------ Material for this exercise

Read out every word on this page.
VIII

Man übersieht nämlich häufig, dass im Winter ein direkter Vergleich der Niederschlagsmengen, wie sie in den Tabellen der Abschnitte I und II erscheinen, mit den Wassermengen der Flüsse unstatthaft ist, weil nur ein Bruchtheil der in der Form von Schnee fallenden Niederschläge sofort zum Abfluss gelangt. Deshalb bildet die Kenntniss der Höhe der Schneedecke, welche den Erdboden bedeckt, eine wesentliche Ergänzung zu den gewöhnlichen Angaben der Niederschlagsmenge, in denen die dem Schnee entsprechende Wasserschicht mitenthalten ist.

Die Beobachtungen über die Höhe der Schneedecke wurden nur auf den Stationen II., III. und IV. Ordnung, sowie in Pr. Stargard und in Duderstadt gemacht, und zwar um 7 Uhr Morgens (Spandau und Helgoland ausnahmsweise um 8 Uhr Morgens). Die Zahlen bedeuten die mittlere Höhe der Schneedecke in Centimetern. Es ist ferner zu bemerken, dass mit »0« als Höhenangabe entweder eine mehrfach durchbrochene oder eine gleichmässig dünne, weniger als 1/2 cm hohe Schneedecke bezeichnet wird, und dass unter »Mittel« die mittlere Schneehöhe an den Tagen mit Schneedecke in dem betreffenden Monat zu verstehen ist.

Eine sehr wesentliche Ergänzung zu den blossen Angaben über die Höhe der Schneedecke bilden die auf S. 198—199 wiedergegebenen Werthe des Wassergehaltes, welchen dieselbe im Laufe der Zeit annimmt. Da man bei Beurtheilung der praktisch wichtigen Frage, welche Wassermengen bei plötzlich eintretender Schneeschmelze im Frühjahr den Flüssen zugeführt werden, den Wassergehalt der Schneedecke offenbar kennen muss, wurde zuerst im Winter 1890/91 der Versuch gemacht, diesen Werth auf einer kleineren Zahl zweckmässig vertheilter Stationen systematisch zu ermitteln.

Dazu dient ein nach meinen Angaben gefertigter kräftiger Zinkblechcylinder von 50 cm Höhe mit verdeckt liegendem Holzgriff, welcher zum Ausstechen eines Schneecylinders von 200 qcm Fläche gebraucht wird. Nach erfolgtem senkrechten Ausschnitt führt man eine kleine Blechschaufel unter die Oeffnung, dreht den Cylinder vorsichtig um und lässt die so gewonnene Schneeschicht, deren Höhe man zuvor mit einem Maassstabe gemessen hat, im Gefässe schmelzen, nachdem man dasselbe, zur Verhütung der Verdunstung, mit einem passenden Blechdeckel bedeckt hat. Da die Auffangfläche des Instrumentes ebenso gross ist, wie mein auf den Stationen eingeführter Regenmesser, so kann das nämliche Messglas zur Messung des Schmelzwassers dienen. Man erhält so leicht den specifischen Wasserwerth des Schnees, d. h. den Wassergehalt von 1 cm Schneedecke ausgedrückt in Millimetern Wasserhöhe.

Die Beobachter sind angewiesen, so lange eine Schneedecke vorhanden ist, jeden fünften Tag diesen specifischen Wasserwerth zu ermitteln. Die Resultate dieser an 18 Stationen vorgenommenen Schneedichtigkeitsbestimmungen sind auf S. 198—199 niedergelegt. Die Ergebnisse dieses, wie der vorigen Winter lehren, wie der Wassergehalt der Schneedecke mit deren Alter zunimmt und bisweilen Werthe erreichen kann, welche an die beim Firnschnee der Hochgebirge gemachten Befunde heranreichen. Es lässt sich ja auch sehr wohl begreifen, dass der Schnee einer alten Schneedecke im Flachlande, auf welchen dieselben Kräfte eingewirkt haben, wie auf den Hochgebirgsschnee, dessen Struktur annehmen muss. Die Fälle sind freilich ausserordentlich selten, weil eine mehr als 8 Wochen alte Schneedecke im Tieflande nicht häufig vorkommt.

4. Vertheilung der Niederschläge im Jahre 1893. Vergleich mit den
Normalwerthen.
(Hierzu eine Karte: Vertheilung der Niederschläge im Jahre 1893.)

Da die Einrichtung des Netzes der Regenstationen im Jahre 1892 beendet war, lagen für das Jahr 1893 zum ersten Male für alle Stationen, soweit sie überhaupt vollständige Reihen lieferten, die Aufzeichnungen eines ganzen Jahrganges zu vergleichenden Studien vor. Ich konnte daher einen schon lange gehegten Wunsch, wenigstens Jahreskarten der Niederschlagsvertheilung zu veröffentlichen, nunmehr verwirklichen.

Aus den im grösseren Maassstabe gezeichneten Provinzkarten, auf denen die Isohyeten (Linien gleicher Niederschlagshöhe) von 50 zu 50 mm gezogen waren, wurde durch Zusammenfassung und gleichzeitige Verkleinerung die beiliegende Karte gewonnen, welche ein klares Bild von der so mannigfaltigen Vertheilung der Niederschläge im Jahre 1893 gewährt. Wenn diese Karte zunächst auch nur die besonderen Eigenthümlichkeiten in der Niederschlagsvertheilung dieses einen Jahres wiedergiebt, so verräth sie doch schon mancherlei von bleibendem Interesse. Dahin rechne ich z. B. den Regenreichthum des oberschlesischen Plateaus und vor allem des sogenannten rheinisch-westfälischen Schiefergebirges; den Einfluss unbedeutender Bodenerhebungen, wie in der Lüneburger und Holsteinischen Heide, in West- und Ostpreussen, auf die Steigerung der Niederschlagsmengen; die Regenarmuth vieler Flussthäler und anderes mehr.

------------

• _About this task_
Every entry above has to be returned exactly as written.

• _Solution_
Read out every word on this page.
VIII

Man übersieht nämlich häufig, dass im Winter ein direkter Vergleich der Niederschlagsmengen, wie sie in den Tabellen der Abschnitte I und II erscheinen, mit den Wassermengen der Flüsse unstatthaft ist, weil nur ein Bruchtheil der in der Form von Schnee fallenden Niederschläge sofort zum Abfluss gelangt. Deshalb bildet die Kenntniss der Höhe der Schneedecke, welche den Erdboden bedeckt, eine wesentliche Ergänzung zu den gewöhnlichen Angaben der Niederschlagsmenge, in denen die dem Schnee entsprechende Wasserschicht mitenthalten ist.

Die Beobachtungen über die Höhe der Schneedecke wurden nur auf den Stationen II., III. und IV. Ordnung, sowie in Pr. Stargard und in Duderstadt gemacht, und zwar um 7 Uhr Morgens (Spandau und Helgoland ausnahmsweise um 8 Uhr Morgens). Die Zahlen bedeuten die mittlere Höhe der Schneedecke in Centimetern. Es ist ferner zu bemerken, dass mit »0« als Höhenangabe entweder eine mehrfach durchbrochene oder eine gleichmässig dünne, weniger als 1/2 cm hohe Schneedecke bezeichnet wird, und dass unter »Mittel« die mittlere Schneehöhe an den Tagen mit Schneedecke in dem betreffenden Monat zu verstehen ist.

Eine sehr wesentliche Ergänzung zu den blossen Angaben über die Höhe der Schneedecke bilden die auf S. 198—199 wiedergegebenen Werthe des Wassergehaltes, welchen dieselbe im Laufe der Zeit annimmt. Da man bei Beurtheilung der praktisch wichtigen Frage, welche Wassermengen bei plötzlich eintretender Schneeschmelze im Frühjahr den Flüssen zugeführt werden, den Wassergehalt der Schneedecke offenbar kennen muss, wurde zuerst im Winter 1890/91 der Versuch gemacht, diesen Werth auf einer kleineren Zahl zweckmässig vertheilter Stationen systematisch zu ermitteln.

Dazu dient ein nach meinen Angaben gefertigter kräftiger Zinkblechcylinder von 50 cm Höhe mit verdeckt liegendem Holzgriff, welcher zum Ausstechen eines Schneecylinders von 200 qcm Fläche gebraucht wird. Nach erfolgtem senkrechten Ausschnitt führt man eine kleine Blechschaufel unter die Oeffnung, dreht den Cylinder vorsichtig um und lässt die so gewonnene Schneeschicht, deren Höhe man zuvor mit einem Maassstabe gemessen hat, im Gefässe schmelzen, nachdem man dasselbe, zur Verhütung der Verdunstung, mit einem passenden Blechdeckel bedeckt hat. Da die Auffangfläche des Instrumentes ebenso gross ist, wie mein auf den Stationen eingeführter Regenmesser, so kann das nämliche Messglas zur Messung des Schmelzwassers dienen. Man erhält so leicht den specifischen Wasserwerth des Schnees, d. h. den Wassergehalt von 1 cm Schneedecke ausgedrückt in Millimetern Wasserhöhe.

Die Beobachter sind angewiesen, so lange eine Schneedecke vorhanden ist, jeden fünften Tag diesen specifischen Wasserwerth zu ermitteln. Die Resultate dieser an 18 Stationen vorgenommenen Schneedichtigkeitsbestimmungen sind auf S. 198—199 niedergelegt. Die Ergebnisse dieses, wie der vorigen Winter lehren, wie der Wassergehalt der Schneedecke mit deren Alter zunimmt und bisweilen Werthe erreichen kann, welche an die beim Firnschnee der Hochgebirge gemachten Befunde heranreichen. Es lässt sich ja auch sehr wohl begreifen, dass der Schnee einer alten Schneedecke im Flachlande, auf welchen dieselben Kräfte eingewirkt haben, wie auf den Hochgebirgsschnee, dessen Struktur annehmen muss. Die Fälle sind freilich ausserordentlich selten, weil eine mehr als 8 Wochen alte Schneedecke im Tieflande nicht häufig vorkommt.

4. Vertheilung der Niederschläge im Jahre 1893. Vergleich mit den
Normalwerthen.
(Hierzu eine Karte: Vertheilung der Niederschläge im Jahre 1893.)

Da die Einrichtung des Netzes der Regenstationen im Jahre 1892 beendet war, lagen für das Jahr 1893 zum ersten Male für alle Stationen, soweit sie überhaupt vollständige Reihen lieferten, die Aufzeichnungen eines ganzen Jahrganges zu vergleichenden Studien vor. Ich konnte daher einen schon lange gehegten Wunsch, wenigstens Jahreskarten der Niederschlagsvertheilung zu veröffentlichen, nunmehr verwirklichen.

Aus den im grösseren Maassstabe gezeichneten Provinzkarten, auf denen die Isohyeten (Linien gleicher Niederschlagshöhe) von 50 zu 50 mm gezogen waren, wurde durch Zusammenfassung und gleichzeitige Verkleinerung die beiliegende Karte gewonnen, welche ein klares Bild von der so mannigfaltigen Vertheilung der Niederschläge im Jahre 1893 gewährt. Wenn diese Karte zunächst auch nur die besonderen Eigenthümlichkeiten in der Niederschlagsvertheilung dieses einen Jahres wiedergiebt, so verräth sie doch schon mancherlei von bleibendem Interesse. Dahin rechne ich z. B. den Regenreichthum des oberschlesischen Plateaus und vor allem des sogenannten rheinisch-westfälischen Schiefergebirges; den Einfluss unbedeutender Bodenerhebungen, wie in der Lüneburger und Holsteinischen Heide, in West- und Ostpreussen, auf die Steigerung der Niederschlagsmengen; die Regenarmuth vieler Flussthäler und anderes mehr.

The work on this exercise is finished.